>> start Data shown

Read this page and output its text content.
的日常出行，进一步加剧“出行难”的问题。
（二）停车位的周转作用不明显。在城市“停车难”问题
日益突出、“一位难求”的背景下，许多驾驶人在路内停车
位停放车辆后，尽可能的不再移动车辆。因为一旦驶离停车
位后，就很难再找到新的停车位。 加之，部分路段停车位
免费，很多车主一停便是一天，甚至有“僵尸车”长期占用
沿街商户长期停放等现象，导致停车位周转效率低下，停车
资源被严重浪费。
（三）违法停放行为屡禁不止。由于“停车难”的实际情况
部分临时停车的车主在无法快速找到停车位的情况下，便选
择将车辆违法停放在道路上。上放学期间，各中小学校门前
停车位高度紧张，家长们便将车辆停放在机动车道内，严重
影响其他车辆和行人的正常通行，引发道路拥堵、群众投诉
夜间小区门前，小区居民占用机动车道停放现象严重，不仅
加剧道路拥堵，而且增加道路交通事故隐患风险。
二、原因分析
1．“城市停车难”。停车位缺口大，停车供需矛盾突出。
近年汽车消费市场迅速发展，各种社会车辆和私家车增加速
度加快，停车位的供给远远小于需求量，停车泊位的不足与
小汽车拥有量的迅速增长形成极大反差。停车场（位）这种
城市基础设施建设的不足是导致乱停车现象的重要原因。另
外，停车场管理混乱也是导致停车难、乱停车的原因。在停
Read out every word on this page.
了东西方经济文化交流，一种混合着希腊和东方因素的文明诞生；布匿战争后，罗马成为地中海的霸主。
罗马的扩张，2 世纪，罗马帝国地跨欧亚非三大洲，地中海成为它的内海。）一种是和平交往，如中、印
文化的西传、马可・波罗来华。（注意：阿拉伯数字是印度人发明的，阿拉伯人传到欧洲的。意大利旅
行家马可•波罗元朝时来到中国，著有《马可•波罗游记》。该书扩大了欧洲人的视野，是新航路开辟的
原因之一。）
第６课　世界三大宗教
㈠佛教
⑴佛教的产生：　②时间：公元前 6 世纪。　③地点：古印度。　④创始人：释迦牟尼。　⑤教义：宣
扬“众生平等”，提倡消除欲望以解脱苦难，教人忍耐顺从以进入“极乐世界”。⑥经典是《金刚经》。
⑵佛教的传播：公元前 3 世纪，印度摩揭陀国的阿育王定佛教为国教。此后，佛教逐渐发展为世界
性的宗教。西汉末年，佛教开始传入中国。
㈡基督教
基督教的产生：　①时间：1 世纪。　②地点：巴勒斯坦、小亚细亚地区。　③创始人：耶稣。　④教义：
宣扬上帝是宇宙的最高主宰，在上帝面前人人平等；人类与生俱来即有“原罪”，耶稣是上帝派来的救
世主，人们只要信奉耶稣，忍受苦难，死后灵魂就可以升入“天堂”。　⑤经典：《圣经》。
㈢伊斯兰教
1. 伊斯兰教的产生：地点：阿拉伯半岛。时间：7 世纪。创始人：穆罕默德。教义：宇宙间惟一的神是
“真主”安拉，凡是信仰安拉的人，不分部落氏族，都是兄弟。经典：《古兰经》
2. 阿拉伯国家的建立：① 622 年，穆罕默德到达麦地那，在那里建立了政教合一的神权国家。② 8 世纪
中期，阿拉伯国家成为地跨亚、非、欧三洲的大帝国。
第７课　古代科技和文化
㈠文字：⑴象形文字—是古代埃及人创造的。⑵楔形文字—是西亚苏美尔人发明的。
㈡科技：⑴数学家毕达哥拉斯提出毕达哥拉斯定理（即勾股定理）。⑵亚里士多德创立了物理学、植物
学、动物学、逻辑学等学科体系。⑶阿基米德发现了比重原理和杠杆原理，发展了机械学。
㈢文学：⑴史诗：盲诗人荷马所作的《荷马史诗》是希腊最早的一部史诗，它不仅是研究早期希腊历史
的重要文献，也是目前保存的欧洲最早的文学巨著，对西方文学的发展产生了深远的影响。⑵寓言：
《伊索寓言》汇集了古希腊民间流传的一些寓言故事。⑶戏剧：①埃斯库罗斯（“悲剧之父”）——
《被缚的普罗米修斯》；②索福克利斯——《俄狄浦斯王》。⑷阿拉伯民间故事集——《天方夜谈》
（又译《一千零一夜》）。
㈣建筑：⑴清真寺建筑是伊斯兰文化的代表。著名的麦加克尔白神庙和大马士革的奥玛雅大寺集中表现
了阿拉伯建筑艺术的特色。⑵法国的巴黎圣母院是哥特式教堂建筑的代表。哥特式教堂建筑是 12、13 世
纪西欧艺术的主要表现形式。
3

>> end Data shown

__What you should do__
From the entries above, list each line with "Read" in it.

__Reply to the exercise__
Read this page and output its text content.
Read out every word on this page.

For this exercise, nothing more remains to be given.